## GIVEN INSTRUCTION
Copy all lines holding the word "NurseryStars" from the entries.

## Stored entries
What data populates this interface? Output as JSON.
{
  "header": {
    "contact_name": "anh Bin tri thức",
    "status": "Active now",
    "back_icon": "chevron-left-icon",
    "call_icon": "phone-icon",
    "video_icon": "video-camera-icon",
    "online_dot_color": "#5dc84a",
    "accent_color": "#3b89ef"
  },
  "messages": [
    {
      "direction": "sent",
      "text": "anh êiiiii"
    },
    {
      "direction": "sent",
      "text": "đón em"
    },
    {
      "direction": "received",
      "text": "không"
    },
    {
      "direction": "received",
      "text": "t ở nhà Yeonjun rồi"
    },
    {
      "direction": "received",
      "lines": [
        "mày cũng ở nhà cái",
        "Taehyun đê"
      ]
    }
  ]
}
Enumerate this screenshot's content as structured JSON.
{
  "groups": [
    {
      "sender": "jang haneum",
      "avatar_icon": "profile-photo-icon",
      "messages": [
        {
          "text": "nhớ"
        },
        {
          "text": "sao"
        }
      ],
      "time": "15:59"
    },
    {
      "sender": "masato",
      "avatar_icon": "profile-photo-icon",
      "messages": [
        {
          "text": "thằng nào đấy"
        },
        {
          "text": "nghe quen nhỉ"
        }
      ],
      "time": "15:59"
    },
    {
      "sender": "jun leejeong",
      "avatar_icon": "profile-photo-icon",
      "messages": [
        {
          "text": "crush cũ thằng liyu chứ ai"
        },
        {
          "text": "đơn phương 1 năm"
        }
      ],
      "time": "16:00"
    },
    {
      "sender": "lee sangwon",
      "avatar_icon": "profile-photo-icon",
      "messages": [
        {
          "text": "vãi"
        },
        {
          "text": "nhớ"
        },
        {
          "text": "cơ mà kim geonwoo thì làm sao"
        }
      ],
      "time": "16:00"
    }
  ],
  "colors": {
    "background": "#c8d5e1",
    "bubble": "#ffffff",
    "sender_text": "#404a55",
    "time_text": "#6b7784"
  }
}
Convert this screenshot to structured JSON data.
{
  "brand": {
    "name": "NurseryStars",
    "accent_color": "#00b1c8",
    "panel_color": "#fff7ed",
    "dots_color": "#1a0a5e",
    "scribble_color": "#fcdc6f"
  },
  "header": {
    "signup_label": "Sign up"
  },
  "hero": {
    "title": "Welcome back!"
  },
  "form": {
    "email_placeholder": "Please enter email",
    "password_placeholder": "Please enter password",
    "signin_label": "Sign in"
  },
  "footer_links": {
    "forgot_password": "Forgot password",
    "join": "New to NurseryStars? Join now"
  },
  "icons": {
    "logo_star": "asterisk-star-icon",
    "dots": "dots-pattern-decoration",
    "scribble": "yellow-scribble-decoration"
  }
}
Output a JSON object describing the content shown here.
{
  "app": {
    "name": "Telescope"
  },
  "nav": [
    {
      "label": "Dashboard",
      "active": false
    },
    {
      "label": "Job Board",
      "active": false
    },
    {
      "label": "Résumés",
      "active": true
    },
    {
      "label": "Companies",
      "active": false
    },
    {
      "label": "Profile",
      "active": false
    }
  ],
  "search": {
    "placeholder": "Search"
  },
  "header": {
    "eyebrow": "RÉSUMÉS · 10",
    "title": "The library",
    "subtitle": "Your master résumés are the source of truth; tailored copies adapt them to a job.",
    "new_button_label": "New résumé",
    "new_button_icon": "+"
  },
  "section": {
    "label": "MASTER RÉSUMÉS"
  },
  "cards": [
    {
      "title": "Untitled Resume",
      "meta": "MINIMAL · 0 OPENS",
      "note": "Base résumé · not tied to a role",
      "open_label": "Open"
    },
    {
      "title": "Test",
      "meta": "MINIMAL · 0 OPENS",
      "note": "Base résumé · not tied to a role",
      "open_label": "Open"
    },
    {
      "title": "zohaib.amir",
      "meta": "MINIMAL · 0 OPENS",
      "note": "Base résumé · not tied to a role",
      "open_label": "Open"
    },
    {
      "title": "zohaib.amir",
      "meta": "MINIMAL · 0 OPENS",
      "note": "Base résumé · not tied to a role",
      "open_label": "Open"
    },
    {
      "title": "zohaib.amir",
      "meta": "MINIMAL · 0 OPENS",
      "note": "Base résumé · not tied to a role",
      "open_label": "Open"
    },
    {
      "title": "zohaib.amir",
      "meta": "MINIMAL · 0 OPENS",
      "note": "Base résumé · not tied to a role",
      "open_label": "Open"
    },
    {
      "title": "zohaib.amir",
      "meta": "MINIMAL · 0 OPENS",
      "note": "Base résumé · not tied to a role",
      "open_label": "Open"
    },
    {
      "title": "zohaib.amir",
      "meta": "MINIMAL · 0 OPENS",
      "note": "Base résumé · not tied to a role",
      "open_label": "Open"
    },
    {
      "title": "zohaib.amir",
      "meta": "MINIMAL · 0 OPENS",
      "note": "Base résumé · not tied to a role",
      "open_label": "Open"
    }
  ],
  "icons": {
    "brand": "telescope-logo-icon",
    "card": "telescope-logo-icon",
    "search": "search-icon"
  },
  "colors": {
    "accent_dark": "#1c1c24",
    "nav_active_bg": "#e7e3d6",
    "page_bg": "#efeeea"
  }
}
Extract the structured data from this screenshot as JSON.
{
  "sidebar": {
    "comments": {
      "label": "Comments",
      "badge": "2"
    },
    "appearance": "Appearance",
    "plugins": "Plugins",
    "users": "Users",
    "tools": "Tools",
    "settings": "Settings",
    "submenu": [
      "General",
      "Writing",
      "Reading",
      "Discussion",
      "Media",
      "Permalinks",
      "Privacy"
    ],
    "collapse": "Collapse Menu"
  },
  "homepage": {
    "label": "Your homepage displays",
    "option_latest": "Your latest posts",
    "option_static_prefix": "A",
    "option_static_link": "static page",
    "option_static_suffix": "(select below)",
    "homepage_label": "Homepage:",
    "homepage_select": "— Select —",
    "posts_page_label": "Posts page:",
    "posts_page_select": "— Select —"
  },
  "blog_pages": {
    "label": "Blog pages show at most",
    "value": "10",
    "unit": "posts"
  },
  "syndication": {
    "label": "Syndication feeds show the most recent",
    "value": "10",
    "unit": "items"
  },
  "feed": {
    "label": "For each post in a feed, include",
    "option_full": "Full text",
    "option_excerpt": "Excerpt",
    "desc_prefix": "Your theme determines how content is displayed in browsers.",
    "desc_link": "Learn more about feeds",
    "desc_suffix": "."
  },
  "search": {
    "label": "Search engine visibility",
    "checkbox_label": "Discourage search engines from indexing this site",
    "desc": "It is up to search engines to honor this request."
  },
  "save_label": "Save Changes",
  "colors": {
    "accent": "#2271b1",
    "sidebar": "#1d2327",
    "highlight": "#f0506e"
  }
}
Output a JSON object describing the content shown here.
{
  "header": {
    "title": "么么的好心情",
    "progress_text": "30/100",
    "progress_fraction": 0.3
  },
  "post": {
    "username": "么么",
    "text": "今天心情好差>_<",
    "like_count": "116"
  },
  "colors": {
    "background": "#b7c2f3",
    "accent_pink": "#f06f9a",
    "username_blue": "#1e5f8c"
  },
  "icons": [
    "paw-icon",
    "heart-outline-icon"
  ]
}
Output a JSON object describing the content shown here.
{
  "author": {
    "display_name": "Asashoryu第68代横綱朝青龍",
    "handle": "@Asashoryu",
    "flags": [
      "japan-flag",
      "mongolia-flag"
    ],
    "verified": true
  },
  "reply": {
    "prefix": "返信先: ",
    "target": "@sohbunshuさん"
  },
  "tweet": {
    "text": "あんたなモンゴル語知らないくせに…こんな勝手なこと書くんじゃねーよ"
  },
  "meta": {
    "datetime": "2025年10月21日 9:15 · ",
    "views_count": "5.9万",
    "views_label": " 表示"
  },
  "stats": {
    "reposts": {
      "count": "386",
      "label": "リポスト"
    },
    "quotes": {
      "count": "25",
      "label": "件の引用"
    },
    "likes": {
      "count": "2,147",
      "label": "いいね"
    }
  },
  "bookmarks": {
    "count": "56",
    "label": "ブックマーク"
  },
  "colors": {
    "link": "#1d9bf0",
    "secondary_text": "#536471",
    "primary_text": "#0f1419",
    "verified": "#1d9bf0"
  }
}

## OUTPUT FOR THIS TASK
    "name": "NurseryStars",
    "join": "New to NurseryStars? Join now"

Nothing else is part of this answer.